• Data tied to figure images
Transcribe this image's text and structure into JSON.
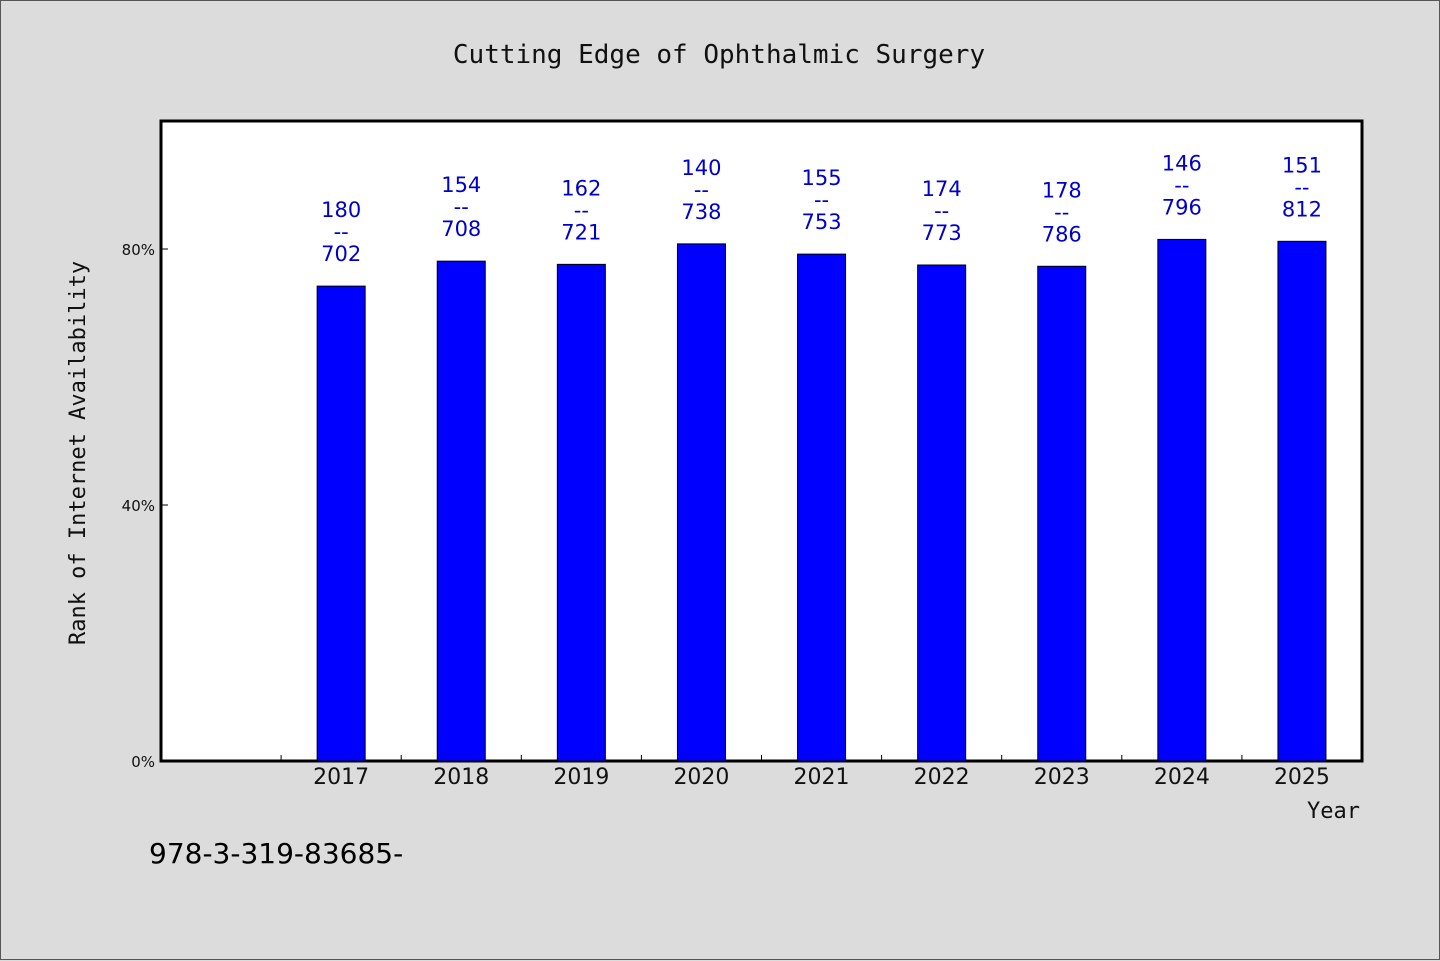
{
  "colors": {
    "background": "#dcdcdc",
    "plot_background": "#ffffff",
    "bar_fill": "#0000ff",
    "label_color": "#0000cc"
  },
  "footer_code": "978-3-319-83685-",
  "chart_data": {
    "type": "bar",
    "title": "Cutting Edge of Ophthalmic Surgery",
    "xlabel": "Year",
    "ylabel": "Rank of Internet Availability",
    "categories": [
      "2017",
      "2018",
      "2019",
      "2020",
      "2021",
      "2022",
      "2023",
      "2024",
      "2025"
    ],
    "values": [
      74.2,
      78.1,
      77.6,
      80.8,
      79.2,
      77.5,
      77.3,
      81.5,
      81.2
    ],
    "data_labels": [
      [
        "180",
        "--",
        "702"
      ],
      [
        "154",
        "--",
        "708"
      ],
      [
        "162",
        "--",
        "721"
      ],
      [
        "140",
        "--",
        "738"
      ],
      [
        "155",
        "--",
        "753"
      ],
      [
        "174",
        "--",
        "773"
      ],
      [
        "178",
        "--",
        "786"
      ],
      [
        "146",
        "--",
        "796"
      ],
      [
        "151",
        "--",
        "812"
      ]
    ],
    "ylim": [
      0,
      100
    ],
    "yticks": [
      0,
      40,
      80
    ],
    "ytick_labels": [
      "0%",
      "40%",
      "80%"
    ],
    "x_slots": 10,
    "grid": false,
    "legend": "none"
  }
}
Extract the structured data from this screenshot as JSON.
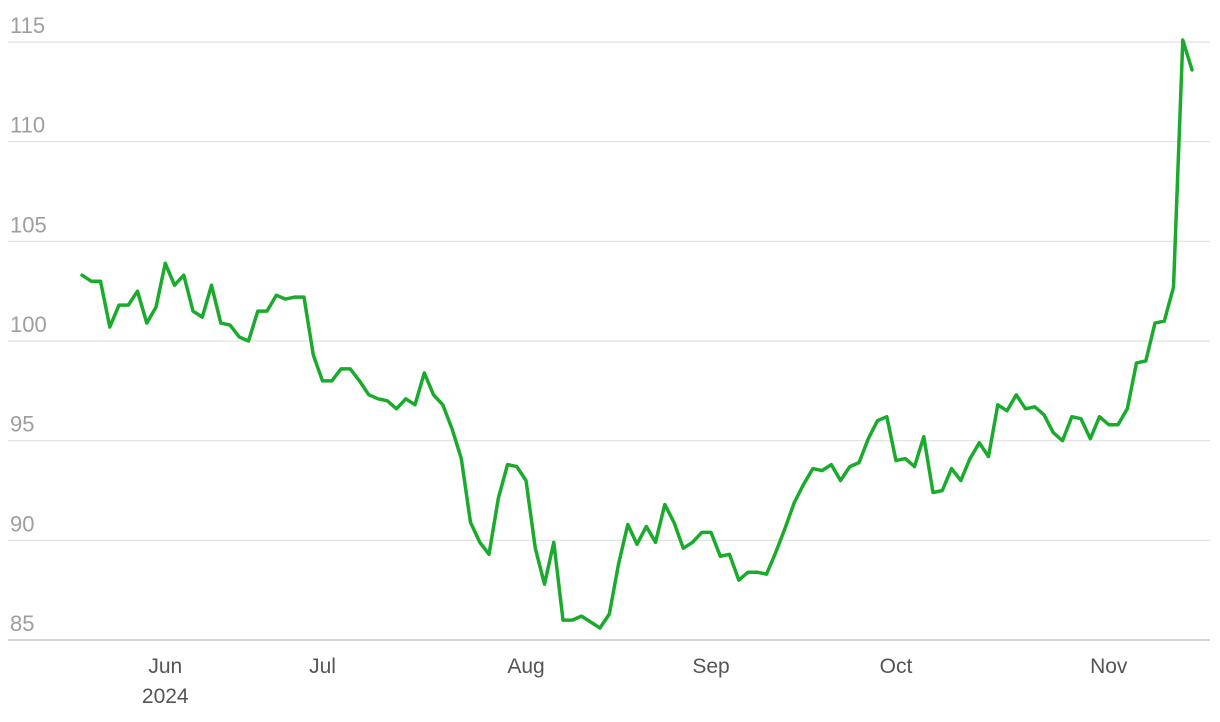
{
  "chart_data": {
    "type": "line",
    "categories": [
      null,
      null,
      null,
      null,
      null,
      null,
      null,
      null,
      null,
      "Jun",
      null,
      null,
      null,
      null,
      null,
      null,
      null,
      null,
      null,
      null,
      null,
      null,
      null,
      null,
      null,
      null,
      "Jul",
      null,
      null,
      null,
      null,
      null,
      null,
      null,
      null,
      null,
      null,
      null,
      null,
      null,
      null,
      null,
      null,
      null,
      null,
      null,
      null,
      null,
      "Aug",
      null,
      null,
      null,
      null,
      null,
      null,
      null,
      null,
      null,
      null,
      null,
      null,
      null,
      null,
      null,
      null,
      null,
      null,
      null,
      "Sep",
      null,
      null,
      null,
      null,
      null,
      null,
      null,
      null,
      null,
      null,
      null,
      null,
      null,
      null,
      null,
      null,
      null,
      null,
      null,
      "Oct",
      null,
      null,
      null,
      null,
      null,
      null,
      null,
      null,
      null,
      null,
      null,
      null,
      null,
      null,
      null,
      null,
      null,
      null,
      null,
      null,
      null,
      null,
      "Nov",
      null,
      null,
      null,
      null,
      null,
      null,
      null,
      null,
      null
    ],
    "x_sublabel": "2024",
    "series": [
      {
        "color": "#1aab2c",
        "values": [
          103.3,
          103.0,
          103.0,
          100.7,
          101.8,
          101.8,
          102.5,
          100.9,
          101.7,
          103.9,
          102.8,
          103.3,
          101.5,
          101.2,
          102.8,
          100.9,
          100.8,
          100.2,
          100.0,
          101.5,
          101.5,
          102.3,
          102.1,
          102.2,
          102.2,
          99.3,
          98.0,
          98.0,
          98.6,
          98.6,
          98.0,
          97.3,
          97.1,
          97.0,
          96.6,
          97.1,
          96.8,
          98.4,
          97.3,
          96.8,
          95.6,
          94.1,
          90.9,
          89.9,
          89.3,
          92.1,
          93.8,
          93.7,
          93.0,
          89.6,
          87.8,
          89.9,
          86.0,
          86.0,
          86.2,
          85.9,
          85.6,
          86.3,
          88.8,
          90.8,
          89.8,
          90.7,
          89.9,
          91.8,
          90.9,
          89.6,
          89.9,
          90.4,
          90.4,
          89.2,
          89.3,
          88.0,
          88.4,
          88.4,
          88.3,
          89.4,
          90.6,
          91.9,
          92.8,
          93.6,
          93.5,
          93.8,
          93.0,
          93.7,
          93.9,
          95.1,
          96.0,
          96.2,
          94.0,
          94.1,
          93.7,
          95.2,
          92.4,
          92.5,
          93.6,
          93.0,
          94.1,
          94.9,
          94.2,
          96.8,
          96.5,
          97.3,
          96.6,
          96.7,
          96.3,
          95.4,
          95.0,
          96.2,
          96.1,
          95.1,
          96.2,
          95.8,
          95.8,
          96.6,
          98.9,
          99.0,
          100.9,
          101.0,
          102.7,
          115.1,
          113.6
        ]
      }
    ],
    "ylim": [
      85,
      115
    ],
    "yticks": [
      85,
      90,
      95,
      100,
      105,
      110,
      115
    ],
    "grid": true
  }
}
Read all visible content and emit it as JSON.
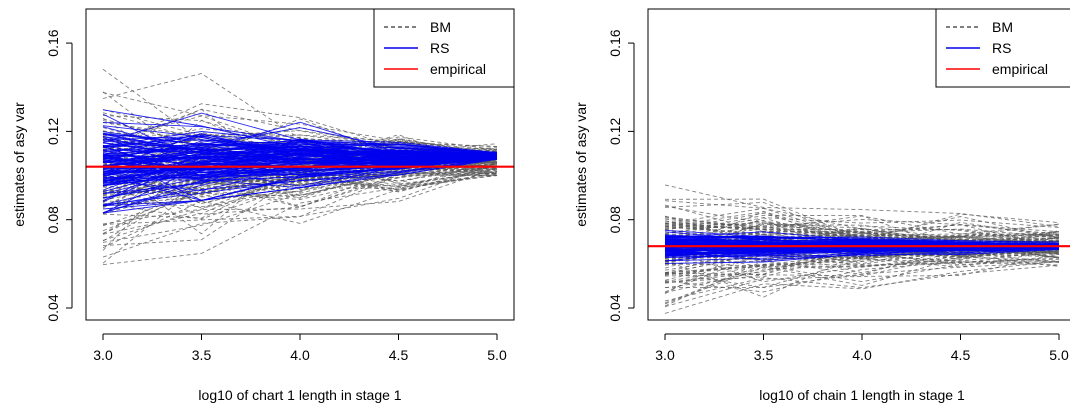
{
  "chart_data": [
    {
      "type": "line",
      "title": "",
      "xlabel": "log10 of chart 1 length in stage 1",
      "ylabel": "estimates of asy var",
      "xlim": [
        3.0,
        5.0
      ],
      "ylim": [
        0.04,
        0.17
      ],
      "x_ticks": [
        "3.0",
        "3.5",
        "4.0",
        "4.5",
        "5.0"
      ],
      "y_ticks": [
        "0.04",
        "0.08",
        "0.12",
        "0.16"
      ],
      "x": [
        3.0,
        3.5,
        4.0,
        4.5,
        5.0
      ],
      "legend": {
        "position": "top-right",
        "entries": [
          "BM",
          "RS",
          "empirical"
        ]
      },
      "series": [
        {
          "name": "BM",
          "style": "dashed",
          "color": "#555555",
          "center": [
            0.1,
            0.103,
            0.104,
            0.105,
            0.106
          ],
          "start_range": [
            0.053,
            0.167
          ],
          "end_range": [
            0.1,
            0.124
          ]
        },
        {
          "name": "RS",
          "style": "solid",
          "color": "#0000ee",
          "center": [
            0.105,
            0.106,
            0.107,
            0.108,
            0.109
          ],
          "start_range": [
            0.083,
            0.154
          ],
          "end_range": [
            0.106,
            0.111
          ]
        },
        {
          "name": "empirical",
          "style": "solid",
          "color": "#ff0000",
          "value": 0.104
        }
      ]
    },
    {
      "type": "line",
      "title": "",
      "xlabel": "log10 of chain 1 length in stage 1",
      "ylabel": "estimates of asy var",
      "xlim": [
        3.0,
        5.0
      ],
      "ylim": [
        0.04,
        0.17
      ],
      "x_ticks": [
        "3.0",
        "3.5",
        "4.0",
        "4.5",
        "5.0"
      ],
      "y_ticks": [
        "0.04",
        "0.08",
        "0.12",
        "0.16"
      ],
      "x": [
        3.0,
        3.5,
        4.0,
        4.5,
        5.0
      ],
      "legend": {
        "position": "top-right",
        "entries": [
          "BM",
          "RS",
          "empirical"
        ]
      },
      "series": [
        {
          "name": "BM",
          "style": "dashed",
          "color": "#555555",
          "center": [
            0.066,
            0.067,
            0.067,
            0.068,
            0.068
          ],
          "start_range": [
            0.035,
            0.102
          ],
          "end_range": [
            0.058,
            0.083
          ]
        },
        {
          "name": "RS",
          "style": "solid",
          "color": "#0000ee",
          "center": [
            0.068,
            0.068,
            0.068,
            0.068,
            0.068
          ],
          "start_range": [
            0.059,
            0.076
          ],
          "end_range": [
            0.066,
            0.07
          ]
        },
        {
          "name": "empirical",
          "style": "solid",
          "color": "#ff0000",
          "value": 0.068
        }
      ]
    }
  ]
}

• WHAT THIS TASK INVOLVES
Can you repeat every record above exactly, apart from the pictures?

• EXERCISE RESULT
Transcribe this image's text and structure into JSON.
{
  "colors": {
    "background": "#dcdcdc",
    "plot_background": "#ffffff",
    "bar_fill": "#0000ff",
    "label_color": "#0000cc"
  },
  "footer_code": "978-3-319-83685-",
  "chart_data": {
    "type": "bar",
    "title": "Cutting Edge of Ophthalmic Surgery",
    "xlabel": "Year",
    "ylabel": "Rank of Internet Availability",
    "categories": [
      "2017",
      "2018",
      "2019",
      "2020",
      "2021",
      "2022",
      "2023",
      "2024",
      "2025"
    ],
    "values": [
      74.2,
      78.1,
      77.6,
      80.8,
      79.2,
      77.5,
      77.3,
      81.5,
      81.2
    ],
    "data_labels": [
      [
        "180",
        "--",
        "702"
      ],
      [
        "154",
        "--",
        "708"
      ],
      [
        "162",
        "--",
        "721"
      ],
      [
        "140",
        "--",
        "738"
      ],
      [
        "155",
        "--",
        "753"
      ],
      [
        "174",
        "--",
        "773"
      ],
      [
        "178",
        "--",
        "786"
      ],
      [
        "146",
        "--",
        "796"
      ],
      [
        "151",
        "--",
        "812"
      ]
    ],
    "ylim": [
      0,
      100
    ],
    "yticks": [
      0,
      40,
      80
    ],
    "ytick_labels": [
      "0%",
      "40%",
      "80%"
    ],
    "x_slots": 10,
    "grid": false,
    "legend": "none"
  }
}
Extract the structured data from this screenshot as JSON.
{
  "chart_data": {
    "type": "line",
    "categories": [
      null,
      null,
      null,
      null,
      null,
      null,
      null,
      null,
      null,
      "Jun",
      null,
      null,
      null,
      null,
      null,
      null,
      null,
      null,
      null,
      null,
      null,
      null,
      null,
      null,
      null,
      null,
      "Jul",
      null,
      null,
      null,
      null,
      null,
      null,
      null,
      null,
      null,
      null,
      null,
      null,
      null,
      null,
      null,
      null,
      null,
      null,
      null,
      null,
      null,
      "Aug",
      null,
      null,
      null,
      null,
      null,
      null,
      null,
      null,
      null,
      null,
      null,
      null,
      null,
      null,
      null,
      null,
      null,
      null,
      null,
      "Sep",
      null,
      null,
      null,
      null,
      null,
      null,
      null,
      null,
      null,
      null,
      null,
      null,
      null,
      null,
      null,
      null,
      null,
      null,
      null,
      "Oct",
      null,
      null,
      null,
      null,
      null,
      null,
      null,
      null,
      null,
      null,
      null,
      null,
      null,
      null,
      null,
      null,
      null,
      null,
      null,
      null,
      null,
      null,
      "Nov",
      null,
      null,
      null,
      null,
      null,
      null,
      null,
      null,
      null
    ],
    "x_sublabel": "2024",
    "series": [
      {
        "color": "#1aab2c",
        "values": [
          103.3,
          103.0,
          103.0,
          100.7,
          101.8,
          101.8,
          102.5,
          100.9,
          101.7,
          103.9,
          102.8,
          103.3,
          101.5,
          101.2,
          102.8,
          100.9,
          100.8,
          100.2,
          100.0,
          101.5,
          101.5,
          102.3,
          102.1,
          102.2,
          102.2,
          99.3,
          98.0,
          98.0,
          98.6,
          98.6,
          98.0,
          97.3,
          97.1,
          97.0,
          96.6,
          97.1,
          96.8,
          98.4,
          97.3,
          96.8,
          95.6,
          94.1,
          90.9,
          89.9,
          89.3,
          92.1,
          93.8,
          93.7,
          93.0,
          89.6,
          87.8,
          89.9,
          86.0,
          86.0,
          86.2,
          85.9,
          85.6,
          86.3,
          88.8,
          90.8,
          89.8,
          90.7,
          89.9,
          91.8,
          90.9,
          89.6,
          89.9,
          90.4,
          90.4,
          89.2,
          89.3,
          88.0,
          88.4,
          88.4,
          88.3,
          89.4,
          90.6,
          91.9,
          92.8,
          93.6,
          93.5,
          93.8,
          93.0,
          93.7,
          93.9,
          95.1,
          96.0,
          96.2,
          94.0,
          94.1,
          93.7,
          95.2,
          92.4,
          92.5,
          93.6,
          93.0,
          94.1,
          94.9,
          94.2,
          96.8,
          96.5,
          97.3,
          96.6,
          96.7,
          96.3,
          95.4,
          95.0,
          96.2,
          96.1,
          95.1,
          96.2,
          95.8,
          95.8,
          96.6,
          98.9,
          99.0,
          100.9,
          101.0,
          102.7,
          115.1,
          113.6
        ]
      }
    ],
    "ylim": [
      85,
      115
    ],
    "yticks": [
      85,
      90,
      95,
      100,
      105,
      110,
      115
    ],
    "grid": true
  }
}
Read all visible content and emit it as JSON.
{
  "chart_data": [
    {
      "type": "line",
      "title": "",
      "xlabel": "log10 of chart 1 length in stage 1",
      "ylabel": "estimates of asy var",
      "xlim": [
        3.0,
        5.0
      ],
      "ylim": [
        0.04,
        0.17
      ],
      "x_ticks": [
        "3.0",
        "3.5",
        "4.0",
        "4.5",
        "5.0"
      ],
      "y_ticks": [
        "0.04",
        "0.08",
        "0.12",
        "0.16"
      ],
      "x": [
        3.0,
        3.5,
        4.0,
        4.5,
        5.0
      ],
      "legend": {
        "position": "top-right",
        "entries": [
          "BM",
          "RS",
          "empirical"
        ]
      },
      "series": [
        {
          "name": "BM",
          "style": "dashed",
          "color": "#555555",
          "center": [
            0.1,
            0.103,
            0.104,
            0.105,
            0.106
          ],
          "start_range": [
            0.053,
            0.167
          ],
          "end_range": [
            0.1,
            0.124
          ]
        },
        {
          "name": "RS",
          "style": "solid",
          "color": "#0000ee",
          "center": [
            0.105,
            0.106,
            0.107,
            0.108,
            0.109
          ],
          "start_range": [
            0.083,
            0.154
          ],
          "end_range": [
            0.106,
            0.111
          ]
        },
        {
          "name": "empirical",
          "style": "solid",
          "color": "#ff0000",
          "value": 0.104
        }
      ]
    },
    {
      "type": "line",
      "title": "",
      "xlabel": "log10 of chain 1 length in stage 1",
      "ylabel": "estimates of asy var",
      "xlim": [
        3.0,
        5.0
      ],
      "ylim": [
        0.04,
        0.17
      ],
      "x_ticks": [
        "3.0",
        "3.5",
        "4.0",
        "4.5",
        "5.0"
      ],
      "y_ticks": [
        "0.04",
        "0.08",
        "0.12",
        "0.16"
      ],
      "x": [
        3.0,
        3.5,
        4.0,
        4.5,
        5.0
      ],
      "legend": {
        "position": "top-right",
        "entries": [
          "BM",
          "RS",
          "empirical"
        ]
      },
      "series": [
        {
          "name": "BM",
          "style": "dashed",
          "color": "#555555",
          "center": [
            0.066,
            0.067,
            0.067,
            0.068,
            0.068
          ],
          "start_range": [
            0.035,
            0.102
          ],
          "end_range": [
            0.058,
            0.083
          ]
        },
        {
          "name": "RS",
          "style": "solid",
          "color": "#0000ee",
          "center": [
            0.068,
            0.068,
            0.068,
            0.068,
            0.068
          ],
          "start_range": [
            0.059,
            0.076
          ],
          "end_range": [
            0.066,
            0.07
          ]
        },
        {
          "name": "empirical",
          "style": "solid",
          "color": "#ff0000",
          "value": 0.068
        }
      ]
    }
  ]
}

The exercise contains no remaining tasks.